◆ Exercise directions
Lift out each line of the data that holds "besteht".

◆ Data extract
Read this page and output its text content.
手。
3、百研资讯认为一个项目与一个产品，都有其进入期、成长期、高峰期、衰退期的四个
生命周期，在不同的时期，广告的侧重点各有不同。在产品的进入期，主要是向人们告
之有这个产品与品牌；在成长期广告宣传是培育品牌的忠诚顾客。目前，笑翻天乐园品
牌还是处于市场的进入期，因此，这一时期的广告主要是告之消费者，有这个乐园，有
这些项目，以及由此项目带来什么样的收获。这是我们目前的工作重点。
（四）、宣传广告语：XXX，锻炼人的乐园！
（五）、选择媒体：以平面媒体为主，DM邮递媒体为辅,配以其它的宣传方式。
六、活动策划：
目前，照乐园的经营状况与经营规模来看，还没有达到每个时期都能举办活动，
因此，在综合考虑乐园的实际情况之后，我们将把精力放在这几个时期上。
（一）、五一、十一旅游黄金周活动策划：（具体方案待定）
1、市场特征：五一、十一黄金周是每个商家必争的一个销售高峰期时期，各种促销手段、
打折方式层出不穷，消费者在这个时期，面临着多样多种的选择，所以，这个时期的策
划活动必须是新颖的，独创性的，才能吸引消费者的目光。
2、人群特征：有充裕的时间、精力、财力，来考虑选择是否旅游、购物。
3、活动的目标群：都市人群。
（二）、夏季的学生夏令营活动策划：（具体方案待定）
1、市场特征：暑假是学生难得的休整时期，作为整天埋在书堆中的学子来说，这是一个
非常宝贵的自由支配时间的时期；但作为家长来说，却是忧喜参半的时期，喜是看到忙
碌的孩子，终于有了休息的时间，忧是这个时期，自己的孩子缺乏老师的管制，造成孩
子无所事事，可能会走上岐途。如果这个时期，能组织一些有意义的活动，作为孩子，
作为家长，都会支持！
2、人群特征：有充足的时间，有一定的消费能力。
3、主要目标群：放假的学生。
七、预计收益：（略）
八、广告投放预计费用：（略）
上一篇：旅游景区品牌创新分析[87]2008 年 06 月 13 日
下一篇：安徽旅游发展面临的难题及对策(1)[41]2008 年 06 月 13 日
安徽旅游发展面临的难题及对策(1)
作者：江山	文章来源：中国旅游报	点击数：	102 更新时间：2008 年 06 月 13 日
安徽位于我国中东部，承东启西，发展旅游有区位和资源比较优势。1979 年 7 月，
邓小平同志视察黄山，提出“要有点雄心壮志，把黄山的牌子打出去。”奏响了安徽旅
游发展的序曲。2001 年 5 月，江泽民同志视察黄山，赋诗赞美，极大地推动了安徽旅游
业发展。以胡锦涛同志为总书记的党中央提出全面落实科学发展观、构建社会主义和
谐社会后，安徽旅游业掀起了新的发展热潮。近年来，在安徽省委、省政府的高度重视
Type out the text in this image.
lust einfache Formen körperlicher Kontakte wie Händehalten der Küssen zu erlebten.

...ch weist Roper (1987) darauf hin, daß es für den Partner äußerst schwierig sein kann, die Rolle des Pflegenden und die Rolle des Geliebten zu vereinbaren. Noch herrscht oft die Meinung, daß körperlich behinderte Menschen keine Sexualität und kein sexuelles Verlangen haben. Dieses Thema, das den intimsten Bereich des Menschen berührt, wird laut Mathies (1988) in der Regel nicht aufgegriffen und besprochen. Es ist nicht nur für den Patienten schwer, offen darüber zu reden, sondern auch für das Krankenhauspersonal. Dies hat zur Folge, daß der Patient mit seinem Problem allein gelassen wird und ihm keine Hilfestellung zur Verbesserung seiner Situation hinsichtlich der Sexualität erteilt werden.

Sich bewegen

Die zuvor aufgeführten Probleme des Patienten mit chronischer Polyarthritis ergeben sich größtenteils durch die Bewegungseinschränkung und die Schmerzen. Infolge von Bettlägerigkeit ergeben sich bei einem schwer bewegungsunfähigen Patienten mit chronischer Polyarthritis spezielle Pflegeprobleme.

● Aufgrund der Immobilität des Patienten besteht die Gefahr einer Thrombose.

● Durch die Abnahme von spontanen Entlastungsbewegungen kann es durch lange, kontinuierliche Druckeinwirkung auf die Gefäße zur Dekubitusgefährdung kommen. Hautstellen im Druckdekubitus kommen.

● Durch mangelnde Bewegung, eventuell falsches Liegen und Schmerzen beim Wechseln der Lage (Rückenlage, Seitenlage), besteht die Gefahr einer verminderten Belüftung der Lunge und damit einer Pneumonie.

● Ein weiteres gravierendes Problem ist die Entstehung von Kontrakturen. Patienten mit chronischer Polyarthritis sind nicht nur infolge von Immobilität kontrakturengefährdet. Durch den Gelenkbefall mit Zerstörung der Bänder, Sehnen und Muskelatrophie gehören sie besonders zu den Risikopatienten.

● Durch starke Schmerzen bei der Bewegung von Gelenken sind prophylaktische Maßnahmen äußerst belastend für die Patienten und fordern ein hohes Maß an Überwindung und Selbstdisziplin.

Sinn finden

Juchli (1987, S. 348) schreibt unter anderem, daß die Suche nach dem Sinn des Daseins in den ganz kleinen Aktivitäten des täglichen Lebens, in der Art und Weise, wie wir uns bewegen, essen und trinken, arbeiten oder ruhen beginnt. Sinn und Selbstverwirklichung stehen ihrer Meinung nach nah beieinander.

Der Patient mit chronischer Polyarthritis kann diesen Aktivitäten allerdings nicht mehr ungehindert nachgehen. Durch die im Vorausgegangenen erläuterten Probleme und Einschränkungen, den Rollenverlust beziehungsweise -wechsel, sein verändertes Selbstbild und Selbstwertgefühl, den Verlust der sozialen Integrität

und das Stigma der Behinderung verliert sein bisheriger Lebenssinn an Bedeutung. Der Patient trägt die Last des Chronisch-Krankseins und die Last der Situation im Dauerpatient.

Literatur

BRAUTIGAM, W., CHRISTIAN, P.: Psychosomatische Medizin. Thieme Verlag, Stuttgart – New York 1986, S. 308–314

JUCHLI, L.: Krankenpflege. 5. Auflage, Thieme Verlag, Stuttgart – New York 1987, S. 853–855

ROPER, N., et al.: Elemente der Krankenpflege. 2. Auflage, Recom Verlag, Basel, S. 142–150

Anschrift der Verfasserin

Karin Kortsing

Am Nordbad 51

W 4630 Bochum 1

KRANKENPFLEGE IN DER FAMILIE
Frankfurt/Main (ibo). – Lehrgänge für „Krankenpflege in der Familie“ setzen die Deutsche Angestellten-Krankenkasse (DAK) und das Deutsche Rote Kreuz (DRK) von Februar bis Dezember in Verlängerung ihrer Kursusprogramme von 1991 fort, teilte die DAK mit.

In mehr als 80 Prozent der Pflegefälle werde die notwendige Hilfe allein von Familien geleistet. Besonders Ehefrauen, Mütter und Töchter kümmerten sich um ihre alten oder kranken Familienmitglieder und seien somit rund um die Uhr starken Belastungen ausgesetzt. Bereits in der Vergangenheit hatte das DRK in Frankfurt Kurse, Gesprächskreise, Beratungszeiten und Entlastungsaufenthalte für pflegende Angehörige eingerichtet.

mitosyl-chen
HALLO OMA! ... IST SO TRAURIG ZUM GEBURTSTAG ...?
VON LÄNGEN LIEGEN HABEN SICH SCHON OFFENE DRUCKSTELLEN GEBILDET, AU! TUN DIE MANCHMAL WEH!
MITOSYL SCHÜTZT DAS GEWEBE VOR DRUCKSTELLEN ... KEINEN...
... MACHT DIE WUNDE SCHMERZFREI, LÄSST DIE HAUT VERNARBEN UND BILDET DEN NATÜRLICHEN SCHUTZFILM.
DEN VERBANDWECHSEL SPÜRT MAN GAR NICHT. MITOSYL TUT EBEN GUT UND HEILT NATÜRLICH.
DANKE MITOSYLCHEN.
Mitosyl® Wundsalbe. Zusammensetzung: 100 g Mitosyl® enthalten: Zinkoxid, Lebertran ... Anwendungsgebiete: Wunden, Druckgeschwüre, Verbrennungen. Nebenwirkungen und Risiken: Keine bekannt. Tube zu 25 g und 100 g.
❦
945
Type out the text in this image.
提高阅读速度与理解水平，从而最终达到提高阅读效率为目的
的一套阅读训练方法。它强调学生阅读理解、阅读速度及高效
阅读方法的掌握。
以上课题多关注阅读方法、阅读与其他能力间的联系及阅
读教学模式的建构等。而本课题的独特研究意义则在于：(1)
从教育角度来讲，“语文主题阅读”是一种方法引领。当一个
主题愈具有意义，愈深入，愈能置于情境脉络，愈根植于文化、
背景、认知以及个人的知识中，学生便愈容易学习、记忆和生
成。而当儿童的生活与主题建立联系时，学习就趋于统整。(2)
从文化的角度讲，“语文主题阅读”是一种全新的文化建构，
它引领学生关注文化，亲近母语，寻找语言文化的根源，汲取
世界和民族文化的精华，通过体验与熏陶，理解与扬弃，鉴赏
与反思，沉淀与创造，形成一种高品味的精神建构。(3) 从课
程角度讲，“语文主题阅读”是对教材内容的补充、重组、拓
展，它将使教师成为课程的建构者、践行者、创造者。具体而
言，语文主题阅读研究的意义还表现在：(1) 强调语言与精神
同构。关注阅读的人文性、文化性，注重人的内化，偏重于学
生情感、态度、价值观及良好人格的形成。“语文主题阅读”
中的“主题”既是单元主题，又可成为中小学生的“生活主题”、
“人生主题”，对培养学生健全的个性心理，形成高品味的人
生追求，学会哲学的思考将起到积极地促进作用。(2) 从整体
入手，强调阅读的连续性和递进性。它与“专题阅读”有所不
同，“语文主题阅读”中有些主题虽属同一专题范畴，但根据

◆ Exercise output
● Aufgrund der Immobilität des Patienten besteht die Gefahr einer Thrombose.
● Durch mangelnde Bewegung, eventuell falsches Liegen und Schmerzen beim Wechseln der Lage (Rückenlage, Seitenlage), besteht die Gefahr einer verminderten Belüftung der Lunge und damit einer Pneumonie.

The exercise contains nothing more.